Collect each line of the records containing the string "this".

● **DATA FOR PROCESSING**:
>>>>
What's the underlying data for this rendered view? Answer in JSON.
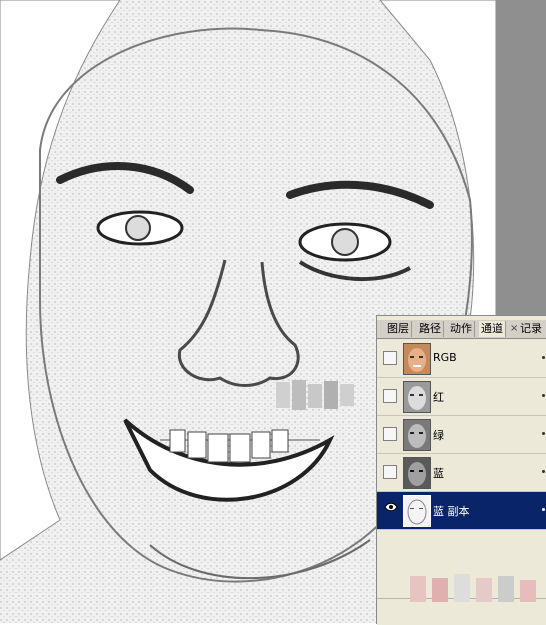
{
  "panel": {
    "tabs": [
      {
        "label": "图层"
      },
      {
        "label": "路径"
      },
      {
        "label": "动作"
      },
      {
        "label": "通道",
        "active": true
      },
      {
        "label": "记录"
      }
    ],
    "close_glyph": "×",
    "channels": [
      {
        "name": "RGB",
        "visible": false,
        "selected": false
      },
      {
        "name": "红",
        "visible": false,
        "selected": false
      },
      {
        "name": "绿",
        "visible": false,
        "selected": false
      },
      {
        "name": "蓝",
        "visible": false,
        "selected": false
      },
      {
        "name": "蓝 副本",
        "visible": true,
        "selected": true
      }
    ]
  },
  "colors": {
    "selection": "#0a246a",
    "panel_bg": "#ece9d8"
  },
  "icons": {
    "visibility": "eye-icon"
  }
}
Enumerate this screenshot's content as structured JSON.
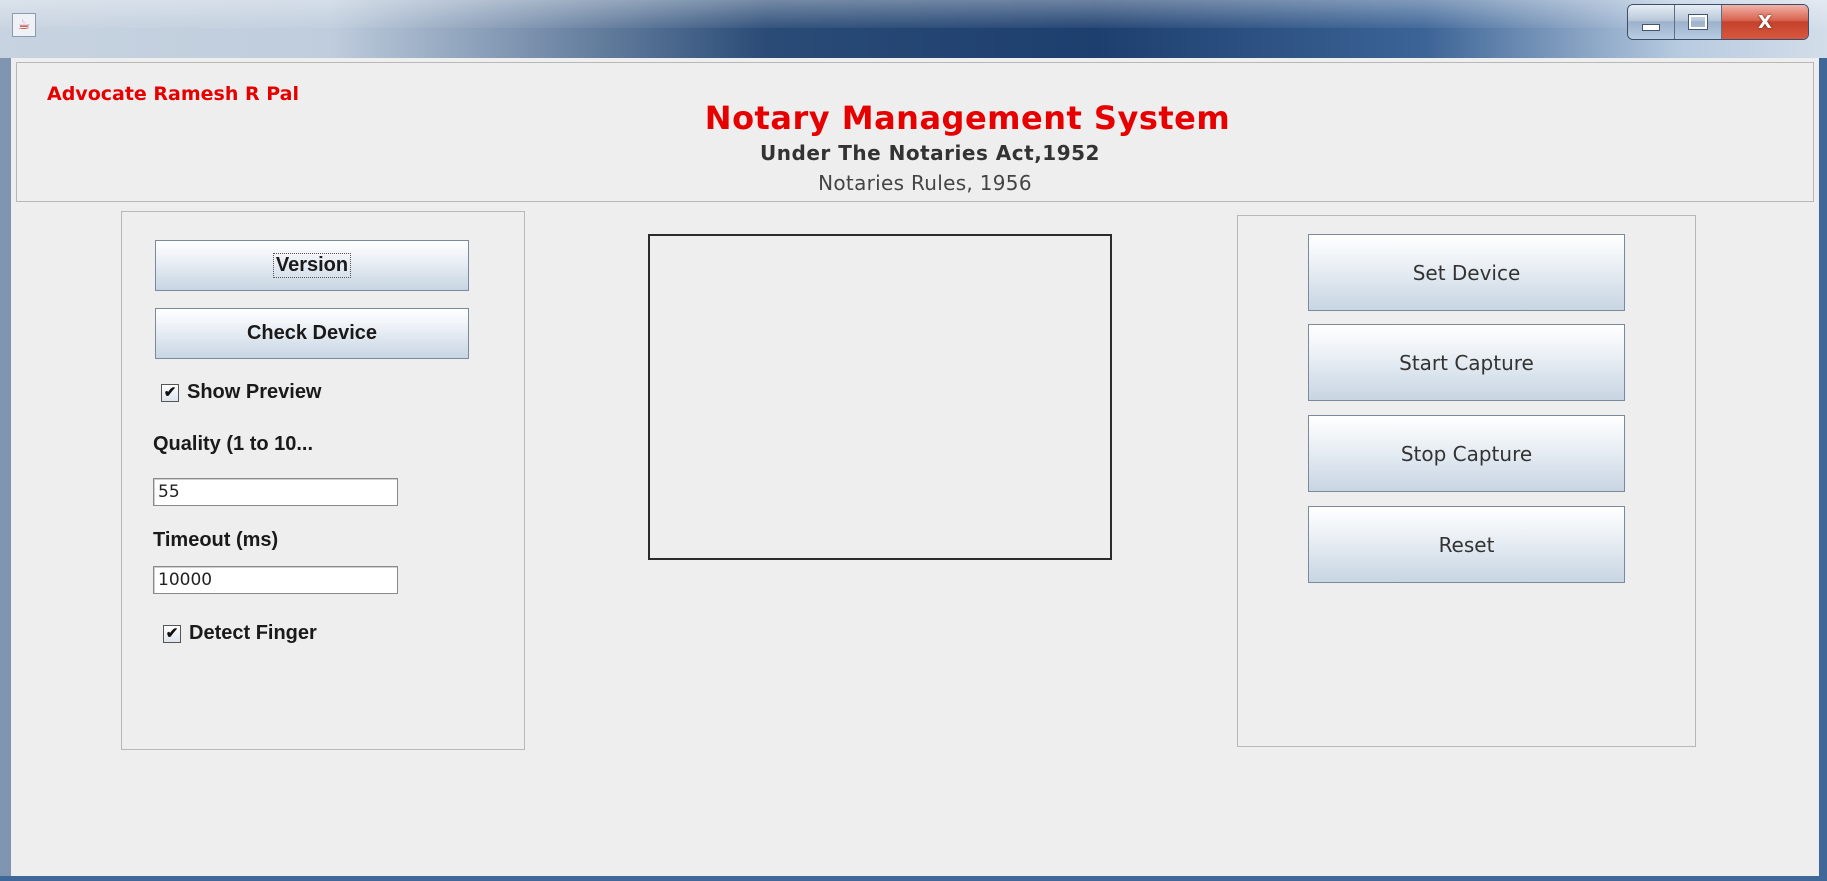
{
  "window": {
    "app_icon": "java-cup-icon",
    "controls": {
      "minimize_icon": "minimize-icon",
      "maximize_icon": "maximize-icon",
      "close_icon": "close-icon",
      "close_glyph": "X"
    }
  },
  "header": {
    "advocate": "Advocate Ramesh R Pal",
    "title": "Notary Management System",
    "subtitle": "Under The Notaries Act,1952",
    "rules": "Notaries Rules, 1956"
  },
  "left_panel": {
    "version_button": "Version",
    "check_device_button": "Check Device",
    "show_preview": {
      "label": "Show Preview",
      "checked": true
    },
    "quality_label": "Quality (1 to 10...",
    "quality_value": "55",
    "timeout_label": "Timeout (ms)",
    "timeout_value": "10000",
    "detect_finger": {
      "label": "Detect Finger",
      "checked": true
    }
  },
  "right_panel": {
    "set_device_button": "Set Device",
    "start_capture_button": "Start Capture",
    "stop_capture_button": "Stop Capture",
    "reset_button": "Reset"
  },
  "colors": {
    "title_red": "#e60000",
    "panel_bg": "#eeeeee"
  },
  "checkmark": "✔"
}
<<<<
● **REPLY**:
What's the underlying data for this rendered view? Answer in JSON.
Enumerate this screenshot's content as structured JSON.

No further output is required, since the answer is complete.